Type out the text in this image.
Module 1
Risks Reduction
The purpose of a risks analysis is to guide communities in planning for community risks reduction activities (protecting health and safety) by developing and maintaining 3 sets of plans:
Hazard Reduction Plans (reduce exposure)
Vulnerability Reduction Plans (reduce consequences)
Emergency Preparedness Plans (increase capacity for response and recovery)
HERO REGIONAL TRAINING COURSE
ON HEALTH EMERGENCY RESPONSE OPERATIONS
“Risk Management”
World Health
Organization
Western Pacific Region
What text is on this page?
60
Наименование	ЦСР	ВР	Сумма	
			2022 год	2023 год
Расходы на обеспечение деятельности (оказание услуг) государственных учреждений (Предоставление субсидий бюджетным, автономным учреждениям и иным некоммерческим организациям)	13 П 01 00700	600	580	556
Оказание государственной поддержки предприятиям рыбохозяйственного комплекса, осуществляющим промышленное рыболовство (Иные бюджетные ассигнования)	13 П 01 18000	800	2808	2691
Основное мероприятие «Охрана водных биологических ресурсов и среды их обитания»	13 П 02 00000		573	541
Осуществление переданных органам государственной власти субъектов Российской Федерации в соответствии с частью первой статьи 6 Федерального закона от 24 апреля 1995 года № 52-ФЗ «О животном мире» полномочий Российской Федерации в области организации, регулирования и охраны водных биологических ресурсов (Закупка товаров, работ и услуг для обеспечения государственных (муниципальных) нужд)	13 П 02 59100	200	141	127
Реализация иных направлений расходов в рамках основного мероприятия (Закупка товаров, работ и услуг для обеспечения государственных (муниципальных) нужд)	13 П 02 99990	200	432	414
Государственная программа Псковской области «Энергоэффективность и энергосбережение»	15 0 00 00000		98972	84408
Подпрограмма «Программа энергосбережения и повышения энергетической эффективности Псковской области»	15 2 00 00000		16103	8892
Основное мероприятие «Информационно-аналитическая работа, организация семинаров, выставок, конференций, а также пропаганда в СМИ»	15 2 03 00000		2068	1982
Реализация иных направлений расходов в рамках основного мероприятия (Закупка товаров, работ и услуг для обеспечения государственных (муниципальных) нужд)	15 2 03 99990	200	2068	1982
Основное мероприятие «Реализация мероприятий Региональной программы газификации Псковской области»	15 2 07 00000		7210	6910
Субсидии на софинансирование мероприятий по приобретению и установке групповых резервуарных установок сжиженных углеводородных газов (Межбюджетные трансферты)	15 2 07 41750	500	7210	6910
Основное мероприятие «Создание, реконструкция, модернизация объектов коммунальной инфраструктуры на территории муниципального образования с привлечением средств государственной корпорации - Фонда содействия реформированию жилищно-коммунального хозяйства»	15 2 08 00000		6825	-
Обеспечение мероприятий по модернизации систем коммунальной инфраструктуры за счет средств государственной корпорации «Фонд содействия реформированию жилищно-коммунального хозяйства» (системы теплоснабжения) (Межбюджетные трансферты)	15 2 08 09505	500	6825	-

========================================

Exercise. Quote every entry exactly.

The solution.
Type out the text in this image.
Module 1
Risks Reduction
The purpose of a risks analysis is to guide communities in planning for community risks reduction activities (protecting health and safety) by developing and maintaining 3 sets of plans:
Hazard Reduction Plans (reduce exposure)
Vulnerability Reduction Plans (reduce consequences)
Emergency Preparedness Plans (increase capacity for response and recovery)
HERO REGIONAL TRAINING COURSE
ON HEALTH EMERGENCY RESPONSE OPERATIONS
“Risk Management”
World Health
Organization
Western Pacific Region
What text is on this page?
60
Наименование	ЦСР	ВР	Сумма	
			2022 год	2023 год
Расходы на обеспечение деятельности (оказание услуг) государственных учреждений (Предоставление субсидий бюджетным, автономным учреждениям и иным некоммерческим организациям)	13 П 01 00700	600	580	556
Оказание государственной поддержки предприятиям рыбохозяйственного комплекса, осуществляющим промышленное рыболовство (Иные бюджетные ассигнования)	13 П 01 18000	800	2808	2691
Основное мероприятие «Охрана водных биологических ресурсов и среды их обитания»	13 П 02 00000		573	541
Осуществление переданных органам государственной власти субъектов Российской Федерации в соответствии с частью первой статьи 6 Федерального закона от 24 апреля 1995 года № 52-ФЗ «О животном мире» полномочий Российской Федерации в области организации, регулирования и охраны водных биологических ресурсов (Закупка товаров, работ и услуг для обеспечения государственных (муниципальных) нужд)	13 П 02 59100	200	141	127
Реализация иных направлений расходов в рамках основного мероприятия (Закупка товаров, работ и услуг для обеспечения государственных (муниципальных) нужд)	13 П 02 99990	200	432	414
Государственная программа Псковской области «Энергоэффективность и энергосбережение»	15 0 00 00000		98972	84408
Подпрограмма «Программа энергосбережения и повышения энергетической эффективности Псковской области»	15 2 00 00000		16103	8892
Основное мероприятие «Информационно-аналитическая работа, организация семинаров, выставок, конференций, а также пропаганда в СМИ»	15 2 03 00000		2068	1982
Реализация иных направлений расходов в рамках основного мероприятия (Закупка товаров, работ и услуг для обеспечения государственных (муниципальных) нужд)	15 2 03 99990	200	2068	1982
Основное мероприятие «Реализация мероприятий Региональной программы газификации Псковской области»	15 2 07 00000		7210	6910
Субсидии на софинансирование мероприятий по приобретению и установке групповых резервуарных установок сжиженных углеводородных газов (Межбюджетные трансферты)	15 2 07 41750	500	7210	6910
Основное мероприятие «Создание, реконструкция, модернизация объектов коммунальной инфраструктуры на территории муниципального образования с привлечением средств государственной корпорации - Фонда содействия реформированию жилищно-коммунального хозяйства»	15 2 08 00000		6825	-
Обеспечение мероприятий по модернизации систем коммунальной инфраструктуры за счет средств государственной корпорации «Фонд содействия реформированию жилищно-коммунального хозяйства» (системы теплоснабжения) (Межбюджетные трансферты)	15 2 08 09505	500	6825	-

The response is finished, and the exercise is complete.